> **Document section**
---*---

J.B. Spins

Jazz, film, and improvised culture.

Tuesday, March 24, 2015

Cupcakes: Israel the Inclusive

The UniverSong competition is like Pop Idol, but more nationalistic. Israel has never placed highly, despite their assiduous but counterproductive efforts. However, this year they might have an outside chance when six Tel Aviv neighborhood friends are unexpectedly tapped to represent their country—provided they stay true to their own voices in Eytan Fox’s Cupcakes (trailer here), which opens this Friday in New York.

Based on the Eurovision Song Contest (which Israel has participated in since 1973), UniverSong is a big deal to for Anat, the bakery owner (care to speculate as to what her specialty might be?). Unfortunately, her husband’s sudden decision to abscond to Thailand puts a damper on her viewing party. The massive egg laid by Israel’s contestant does not help either. To cheer her up, five neighbors sing her an improvised “Sun Will Come Up Tomorrow” style ditty. It actually sounds pretty good thanks to her friends’ heart and the acoustic guitar accompaniment of lesbian alt-rocker Efrat.

In fact, it sounds so good, out-and-proud school teacher Ofer submits his cell phone video to the UniverSong equivalent of the Israeli Olympic committee, who decide to think outside the box and select the amateurs. The presence of former beauty queen turned business woman Yael probably did not hurt. Of course, everyone but Ofer is initially reluctant to participate for their own reasons, but eventually all but Dana, the press secretary to the Orthodox minister of culture, comes around. Even Keren, the shy blogger (is there really such a thing?) signs on for the contest. Unfortunately, the national organizers are determined to make them as cheesy as Israel’s last crash-and-burn competitor.

If you enjoy compulsively upbeat Israeli pop, your film has arrived. It is all very poppy and peppy and candy-colored, but audiences will be hard pressed to remember much by the time the closing credits stop rolling. Yet, Cupcakes is significant in one respect. It paints a vibrant portrait of Israel’s diversity and tolerance.

---*---

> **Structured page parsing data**
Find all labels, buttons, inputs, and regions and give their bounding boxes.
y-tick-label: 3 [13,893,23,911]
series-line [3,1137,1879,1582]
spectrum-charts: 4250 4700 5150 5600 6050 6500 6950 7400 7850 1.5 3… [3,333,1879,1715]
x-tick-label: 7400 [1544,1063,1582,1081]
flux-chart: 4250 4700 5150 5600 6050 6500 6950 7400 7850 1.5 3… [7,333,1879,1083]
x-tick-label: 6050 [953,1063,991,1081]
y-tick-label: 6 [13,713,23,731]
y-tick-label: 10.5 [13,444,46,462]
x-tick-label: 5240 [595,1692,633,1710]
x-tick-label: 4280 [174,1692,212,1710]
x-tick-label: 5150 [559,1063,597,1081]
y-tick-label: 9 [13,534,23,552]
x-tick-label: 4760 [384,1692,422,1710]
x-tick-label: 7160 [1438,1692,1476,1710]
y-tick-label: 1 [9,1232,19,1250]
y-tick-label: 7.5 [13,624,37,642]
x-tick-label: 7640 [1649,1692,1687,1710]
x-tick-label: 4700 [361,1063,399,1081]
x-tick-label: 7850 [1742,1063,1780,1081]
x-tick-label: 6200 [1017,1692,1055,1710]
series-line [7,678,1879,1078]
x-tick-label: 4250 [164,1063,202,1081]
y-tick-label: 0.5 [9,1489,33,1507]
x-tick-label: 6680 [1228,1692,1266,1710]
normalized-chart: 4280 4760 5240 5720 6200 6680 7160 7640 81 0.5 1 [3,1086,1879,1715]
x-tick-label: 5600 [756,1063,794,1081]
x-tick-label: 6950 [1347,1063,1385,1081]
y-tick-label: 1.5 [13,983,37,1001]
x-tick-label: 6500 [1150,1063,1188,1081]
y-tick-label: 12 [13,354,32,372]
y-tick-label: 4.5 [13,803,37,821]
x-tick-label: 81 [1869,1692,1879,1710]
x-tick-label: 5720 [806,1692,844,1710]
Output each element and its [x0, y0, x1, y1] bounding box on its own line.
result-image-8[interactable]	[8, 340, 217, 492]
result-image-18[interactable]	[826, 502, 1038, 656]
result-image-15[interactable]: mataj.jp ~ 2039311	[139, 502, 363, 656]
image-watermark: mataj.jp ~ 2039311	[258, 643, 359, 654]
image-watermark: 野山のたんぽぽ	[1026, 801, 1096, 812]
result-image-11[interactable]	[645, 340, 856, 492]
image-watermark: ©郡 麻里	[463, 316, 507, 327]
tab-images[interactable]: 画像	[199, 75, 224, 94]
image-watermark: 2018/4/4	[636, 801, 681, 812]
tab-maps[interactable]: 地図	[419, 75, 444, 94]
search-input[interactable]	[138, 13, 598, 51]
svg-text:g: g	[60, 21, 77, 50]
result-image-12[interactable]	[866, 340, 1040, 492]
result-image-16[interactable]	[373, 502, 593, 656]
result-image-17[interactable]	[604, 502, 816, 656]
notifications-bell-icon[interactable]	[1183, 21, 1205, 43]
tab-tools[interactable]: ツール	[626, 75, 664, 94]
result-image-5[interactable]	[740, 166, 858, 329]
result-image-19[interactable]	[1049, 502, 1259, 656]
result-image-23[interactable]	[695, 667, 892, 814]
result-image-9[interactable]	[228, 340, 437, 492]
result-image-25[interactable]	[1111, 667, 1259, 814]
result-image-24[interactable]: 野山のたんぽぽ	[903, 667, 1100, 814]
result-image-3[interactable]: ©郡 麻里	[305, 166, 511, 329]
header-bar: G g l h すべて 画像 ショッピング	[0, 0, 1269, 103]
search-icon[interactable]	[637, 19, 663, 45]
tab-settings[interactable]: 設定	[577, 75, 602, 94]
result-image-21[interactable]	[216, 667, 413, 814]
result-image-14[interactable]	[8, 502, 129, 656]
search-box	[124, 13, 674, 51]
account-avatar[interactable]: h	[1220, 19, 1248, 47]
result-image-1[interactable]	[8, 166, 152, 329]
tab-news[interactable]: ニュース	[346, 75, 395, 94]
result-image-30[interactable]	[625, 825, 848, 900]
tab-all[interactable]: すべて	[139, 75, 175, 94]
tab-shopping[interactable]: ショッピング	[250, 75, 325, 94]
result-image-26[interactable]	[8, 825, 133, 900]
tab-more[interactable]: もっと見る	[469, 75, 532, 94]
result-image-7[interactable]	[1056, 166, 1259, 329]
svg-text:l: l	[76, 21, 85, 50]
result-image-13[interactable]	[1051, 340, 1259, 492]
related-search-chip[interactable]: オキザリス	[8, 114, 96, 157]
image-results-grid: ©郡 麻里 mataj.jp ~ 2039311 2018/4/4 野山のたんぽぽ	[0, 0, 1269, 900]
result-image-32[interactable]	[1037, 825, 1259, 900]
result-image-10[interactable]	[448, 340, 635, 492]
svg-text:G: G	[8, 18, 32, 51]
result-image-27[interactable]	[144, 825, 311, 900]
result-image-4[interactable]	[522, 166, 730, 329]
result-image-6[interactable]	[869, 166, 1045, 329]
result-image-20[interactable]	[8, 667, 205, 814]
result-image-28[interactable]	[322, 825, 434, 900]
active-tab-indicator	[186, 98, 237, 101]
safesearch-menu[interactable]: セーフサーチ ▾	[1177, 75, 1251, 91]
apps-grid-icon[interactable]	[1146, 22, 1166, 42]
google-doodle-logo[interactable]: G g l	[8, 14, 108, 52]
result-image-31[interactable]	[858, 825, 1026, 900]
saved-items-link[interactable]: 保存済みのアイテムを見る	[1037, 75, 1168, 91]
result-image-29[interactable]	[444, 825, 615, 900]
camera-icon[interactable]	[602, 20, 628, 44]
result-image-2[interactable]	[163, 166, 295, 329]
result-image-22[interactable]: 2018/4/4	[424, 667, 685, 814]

---*---

> **Task set**
**A)** In the Cupcakes film review, where does Anat's husband suddenly decide to run off to?
**B)** Write a continuation of the Cupcakes film review, picking up right after its last sentence.
The listing is separate material and has nothing to do with the Cupcakes film review.

> **Answers for each item**
**A)** Thailand

**B)**
Everyone knows Ofer and Efrat are gay and lesbian, but that does not stop anyone from rooting for him. Ofer is matter-of-factly entrusted with the nation’s young skulls full of mush, frequently putting on drag shows for his appreciative charges—with no protests. Even his difficult romance with the closeted son of the Israeli UniverSong sponsor is a decidedly low stakes issue. One of the Israeli UniverSong organizers says “we are proud of our proud contestants,” lamenting they did not have an Arab member, as well. Of course, that is hardly likely to happen given said gay and lesbian band-mates.

The cast convincingly come across like comfortable friends with years of shared history together. Their casual moments together feel right. Actress-model Yael Bar-Zohar brings surprisingly rich subtlety and maturity to her ex-Miss Israel namesake, whereas Ofer Shechter over indulgences in shtick as his flamboyant namesake. Separately, Dana Igvy, Keren Berger, and Anat Waxman are a bit dull as their namesakes, but they click as an ensemble.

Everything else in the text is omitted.